| What is being asked |
List every line below containing "คอมม".
****************
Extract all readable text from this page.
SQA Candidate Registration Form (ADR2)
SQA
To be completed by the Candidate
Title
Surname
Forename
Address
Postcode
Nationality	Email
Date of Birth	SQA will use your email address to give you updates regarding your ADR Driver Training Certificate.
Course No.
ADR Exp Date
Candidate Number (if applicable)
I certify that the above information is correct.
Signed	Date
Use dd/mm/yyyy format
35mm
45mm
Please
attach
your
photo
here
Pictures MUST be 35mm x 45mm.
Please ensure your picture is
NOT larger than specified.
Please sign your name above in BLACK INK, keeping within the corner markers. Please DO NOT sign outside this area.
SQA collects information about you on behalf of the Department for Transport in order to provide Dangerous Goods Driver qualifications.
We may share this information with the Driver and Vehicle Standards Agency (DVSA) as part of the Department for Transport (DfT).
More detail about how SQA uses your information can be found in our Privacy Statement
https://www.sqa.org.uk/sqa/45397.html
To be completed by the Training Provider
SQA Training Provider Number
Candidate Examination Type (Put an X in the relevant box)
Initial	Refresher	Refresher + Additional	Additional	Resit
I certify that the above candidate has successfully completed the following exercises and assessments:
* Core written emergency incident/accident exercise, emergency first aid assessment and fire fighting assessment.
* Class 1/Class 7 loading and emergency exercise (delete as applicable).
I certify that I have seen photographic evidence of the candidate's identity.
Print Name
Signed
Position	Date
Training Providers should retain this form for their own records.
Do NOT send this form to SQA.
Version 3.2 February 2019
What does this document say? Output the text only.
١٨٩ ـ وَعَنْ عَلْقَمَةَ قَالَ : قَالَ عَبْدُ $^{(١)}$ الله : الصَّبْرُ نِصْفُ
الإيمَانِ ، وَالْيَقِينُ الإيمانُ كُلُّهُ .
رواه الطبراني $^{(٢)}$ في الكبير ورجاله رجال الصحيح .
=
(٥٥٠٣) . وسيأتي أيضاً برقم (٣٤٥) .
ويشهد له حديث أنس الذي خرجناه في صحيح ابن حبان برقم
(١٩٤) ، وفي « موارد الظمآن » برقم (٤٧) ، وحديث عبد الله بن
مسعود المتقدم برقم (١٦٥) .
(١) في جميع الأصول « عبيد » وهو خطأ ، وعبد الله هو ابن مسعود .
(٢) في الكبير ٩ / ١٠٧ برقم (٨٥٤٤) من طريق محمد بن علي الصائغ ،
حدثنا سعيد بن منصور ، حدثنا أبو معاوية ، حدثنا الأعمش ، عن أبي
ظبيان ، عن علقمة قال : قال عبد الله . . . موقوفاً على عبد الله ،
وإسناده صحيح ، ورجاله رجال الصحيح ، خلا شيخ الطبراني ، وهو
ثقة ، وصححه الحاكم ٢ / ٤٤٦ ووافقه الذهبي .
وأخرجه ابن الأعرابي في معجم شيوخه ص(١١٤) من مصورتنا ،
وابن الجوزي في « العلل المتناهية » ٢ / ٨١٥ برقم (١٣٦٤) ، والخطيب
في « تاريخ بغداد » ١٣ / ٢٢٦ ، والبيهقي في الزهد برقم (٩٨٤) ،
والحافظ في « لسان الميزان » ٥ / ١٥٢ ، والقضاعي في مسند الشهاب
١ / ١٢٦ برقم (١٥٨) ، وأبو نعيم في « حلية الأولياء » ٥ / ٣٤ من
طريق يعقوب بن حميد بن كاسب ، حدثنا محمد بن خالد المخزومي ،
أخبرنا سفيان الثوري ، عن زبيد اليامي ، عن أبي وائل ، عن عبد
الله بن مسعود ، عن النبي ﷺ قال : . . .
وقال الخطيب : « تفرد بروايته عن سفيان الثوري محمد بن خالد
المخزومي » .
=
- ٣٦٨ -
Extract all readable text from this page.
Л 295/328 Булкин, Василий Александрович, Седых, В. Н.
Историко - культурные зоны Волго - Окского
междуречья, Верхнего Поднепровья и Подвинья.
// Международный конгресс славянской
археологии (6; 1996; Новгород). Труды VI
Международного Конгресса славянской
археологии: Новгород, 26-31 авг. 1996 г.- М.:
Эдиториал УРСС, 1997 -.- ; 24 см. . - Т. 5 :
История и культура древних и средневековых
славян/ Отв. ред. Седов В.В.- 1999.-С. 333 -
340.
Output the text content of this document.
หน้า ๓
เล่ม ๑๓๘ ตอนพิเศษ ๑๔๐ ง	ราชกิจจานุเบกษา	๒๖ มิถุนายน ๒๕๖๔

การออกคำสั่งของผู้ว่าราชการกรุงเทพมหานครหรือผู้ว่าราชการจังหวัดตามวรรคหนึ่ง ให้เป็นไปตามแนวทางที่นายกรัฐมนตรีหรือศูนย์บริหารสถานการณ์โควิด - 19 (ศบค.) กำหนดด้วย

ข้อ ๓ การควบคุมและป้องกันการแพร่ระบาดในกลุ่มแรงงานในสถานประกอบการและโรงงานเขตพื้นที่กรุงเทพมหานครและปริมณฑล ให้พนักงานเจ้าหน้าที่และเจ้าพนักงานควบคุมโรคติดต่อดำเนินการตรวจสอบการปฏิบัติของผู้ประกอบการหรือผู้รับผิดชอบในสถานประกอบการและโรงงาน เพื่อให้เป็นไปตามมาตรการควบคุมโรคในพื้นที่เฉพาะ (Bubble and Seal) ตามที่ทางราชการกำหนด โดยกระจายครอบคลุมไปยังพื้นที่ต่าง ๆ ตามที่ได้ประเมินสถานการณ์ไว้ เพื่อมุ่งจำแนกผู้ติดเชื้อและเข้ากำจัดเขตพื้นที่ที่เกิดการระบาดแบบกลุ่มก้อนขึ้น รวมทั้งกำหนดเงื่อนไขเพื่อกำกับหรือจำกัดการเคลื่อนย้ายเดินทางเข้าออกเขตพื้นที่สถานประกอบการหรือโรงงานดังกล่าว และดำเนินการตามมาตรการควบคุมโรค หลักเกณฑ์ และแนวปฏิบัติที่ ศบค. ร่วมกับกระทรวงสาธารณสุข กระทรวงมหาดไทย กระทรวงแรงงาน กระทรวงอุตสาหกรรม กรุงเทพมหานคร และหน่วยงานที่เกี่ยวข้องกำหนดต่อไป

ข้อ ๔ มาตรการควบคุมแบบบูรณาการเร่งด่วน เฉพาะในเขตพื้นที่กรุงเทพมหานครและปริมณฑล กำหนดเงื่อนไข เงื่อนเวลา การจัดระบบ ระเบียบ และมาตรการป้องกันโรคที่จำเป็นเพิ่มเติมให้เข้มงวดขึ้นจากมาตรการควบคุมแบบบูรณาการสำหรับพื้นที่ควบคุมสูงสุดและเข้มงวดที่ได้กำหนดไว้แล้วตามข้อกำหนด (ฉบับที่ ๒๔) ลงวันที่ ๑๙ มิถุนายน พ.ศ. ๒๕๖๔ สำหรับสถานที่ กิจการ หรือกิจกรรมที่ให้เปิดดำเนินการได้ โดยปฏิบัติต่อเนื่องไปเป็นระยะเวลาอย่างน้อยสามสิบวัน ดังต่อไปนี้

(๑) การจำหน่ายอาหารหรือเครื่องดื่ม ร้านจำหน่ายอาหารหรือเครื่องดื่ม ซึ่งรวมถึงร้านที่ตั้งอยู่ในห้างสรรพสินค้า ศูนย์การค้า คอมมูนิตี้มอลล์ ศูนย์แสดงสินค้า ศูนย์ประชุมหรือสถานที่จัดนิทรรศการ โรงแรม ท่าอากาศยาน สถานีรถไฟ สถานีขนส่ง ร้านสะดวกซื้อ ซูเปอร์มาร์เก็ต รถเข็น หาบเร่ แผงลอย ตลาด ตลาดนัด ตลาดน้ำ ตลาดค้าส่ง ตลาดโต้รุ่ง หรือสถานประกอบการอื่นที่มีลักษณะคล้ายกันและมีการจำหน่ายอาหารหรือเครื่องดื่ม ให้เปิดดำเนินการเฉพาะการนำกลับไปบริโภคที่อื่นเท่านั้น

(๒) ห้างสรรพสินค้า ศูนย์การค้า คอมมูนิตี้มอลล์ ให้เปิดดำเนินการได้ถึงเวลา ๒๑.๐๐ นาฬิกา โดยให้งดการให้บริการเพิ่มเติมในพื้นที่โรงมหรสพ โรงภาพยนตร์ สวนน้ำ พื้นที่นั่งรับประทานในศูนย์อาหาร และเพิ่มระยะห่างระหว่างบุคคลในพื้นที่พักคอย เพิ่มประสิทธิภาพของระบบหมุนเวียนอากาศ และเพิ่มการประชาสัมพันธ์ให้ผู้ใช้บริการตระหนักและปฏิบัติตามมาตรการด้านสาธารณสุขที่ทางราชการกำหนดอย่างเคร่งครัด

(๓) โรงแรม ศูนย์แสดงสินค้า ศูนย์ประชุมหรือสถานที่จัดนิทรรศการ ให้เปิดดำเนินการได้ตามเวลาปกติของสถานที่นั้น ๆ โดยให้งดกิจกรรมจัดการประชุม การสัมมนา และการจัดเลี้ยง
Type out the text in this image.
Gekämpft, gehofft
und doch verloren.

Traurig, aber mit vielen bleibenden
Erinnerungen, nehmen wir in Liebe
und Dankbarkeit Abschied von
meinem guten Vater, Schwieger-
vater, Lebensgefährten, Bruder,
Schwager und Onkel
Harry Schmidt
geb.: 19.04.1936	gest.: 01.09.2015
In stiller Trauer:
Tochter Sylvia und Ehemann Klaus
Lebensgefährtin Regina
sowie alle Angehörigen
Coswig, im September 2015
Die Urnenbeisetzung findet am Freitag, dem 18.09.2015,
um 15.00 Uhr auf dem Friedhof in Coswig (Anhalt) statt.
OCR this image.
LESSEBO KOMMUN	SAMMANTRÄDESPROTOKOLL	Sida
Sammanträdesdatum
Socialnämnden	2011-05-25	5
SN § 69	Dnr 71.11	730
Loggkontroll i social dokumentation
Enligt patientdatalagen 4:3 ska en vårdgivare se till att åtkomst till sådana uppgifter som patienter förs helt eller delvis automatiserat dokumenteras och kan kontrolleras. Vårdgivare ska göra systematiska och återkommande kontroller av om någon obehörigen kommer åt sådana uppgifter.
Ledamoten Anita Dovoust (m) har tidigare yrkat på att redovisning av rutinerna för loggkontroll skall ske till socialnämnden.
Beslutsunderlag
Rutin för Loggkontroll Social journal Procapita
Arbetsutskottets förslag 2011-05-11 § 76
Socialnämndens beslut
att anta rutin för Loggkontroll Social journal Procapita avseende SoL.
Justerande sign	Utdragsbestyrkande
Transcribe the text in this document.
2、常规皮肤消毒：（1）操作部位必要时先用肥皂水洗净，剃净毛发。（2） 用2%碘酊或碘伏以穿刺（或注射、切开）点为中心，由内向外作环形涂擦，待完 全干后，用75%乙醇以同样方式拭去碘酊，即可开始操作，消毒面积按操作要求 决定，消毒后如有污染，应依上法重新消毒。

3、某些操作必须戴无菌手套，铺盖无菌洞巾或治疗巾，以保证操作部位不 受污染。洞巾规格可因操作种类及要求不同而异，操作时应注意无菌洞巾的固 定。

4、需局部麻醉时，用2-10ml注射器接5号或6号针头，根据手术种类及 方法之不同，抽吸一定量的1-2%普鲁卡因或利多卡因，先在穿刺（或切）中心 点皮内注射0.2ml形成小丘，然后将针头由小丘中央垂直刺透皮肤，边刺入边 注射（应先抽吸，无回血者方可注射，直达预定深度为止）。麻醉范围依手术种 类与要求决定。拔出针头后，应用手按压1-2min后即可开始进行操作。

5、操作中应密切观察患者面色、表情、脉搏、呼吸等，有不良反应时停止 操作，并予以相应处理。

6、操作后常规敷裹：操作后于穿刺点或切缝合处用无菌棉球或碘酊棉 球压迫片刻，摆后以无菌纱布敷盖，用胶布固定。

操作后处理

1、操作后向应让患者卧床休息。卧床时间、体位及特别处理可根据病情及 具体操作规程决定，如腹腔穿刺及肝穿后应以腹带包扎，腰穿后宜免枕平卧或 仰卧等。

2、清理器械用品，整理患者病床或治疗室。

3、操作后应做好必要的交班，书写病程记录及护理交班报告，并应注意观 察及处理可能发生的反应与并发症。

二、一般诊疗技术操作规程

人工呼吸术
****************
| Worked answer |
(๑) การจำหน่ายอาหารหรือเครื่องดื่ม ร้านจำหน่ายอาหารหรือเครื่องดื่ม ซึ่งรวมถึงร้านที่ตั้งอยู่ในห้างสรรพสินค้า ศูนย์การค้า คอมมูนิตี้มอลล์ ศูนย์แสดงสินค้า ศูนย์ประชุมหรือสถานที่จัดนิทรรศการ โรงแรม ท่าอากาศยาน สถานีรถไฟ สถานีขนส่ง ร้านสะดวกซื้อ ซูเปอร์มาร์เก็ต รถเข็น หาบเร่ แผงลอย ตลาด ตลาดนัด ตลาดน้ำ ตลาดค้าส่ง ตลาดโต้รุ่ง หรือสถานประกอบการอื่นที่มีลักษณะคล้ายกันและมีการจำหน่ายอาหารหรือเครื่องดื่ม ให้เปิดดำเนินการเฉพาะการนำกลับไปบริโภคที่อื่นเท่านั้น
(๒) ห้างสรรพสินค้า ศูนย์การค้า คอมมูนิตี้มอลล์ ให้เปิดดำเนินการได้ถึงเวลา ๒๑.๐๐ นาฬิกา โดยให้งดการให้บริการเพิ่มเติมในพื้นที่โรงมหรสพ โรงภาพยนตร์ สวนน้ำ พื้นที่นั่งรับประทานในศูนย์อาหาร และเพิ่มระยะห่างระหว่างบุคคลในพื้นที่พักคอย เพิ่มประสิทธิภาพของระบบหมุนเวียนอากาศ และเพิ่มการประชาสัมพันธ์ให้ผู้ใช้บริการตระหนักและปฏิบัติตามมาตรการด้านสาธารณสุขที่ทางราชการกำหนดอย่างเคร่งครัด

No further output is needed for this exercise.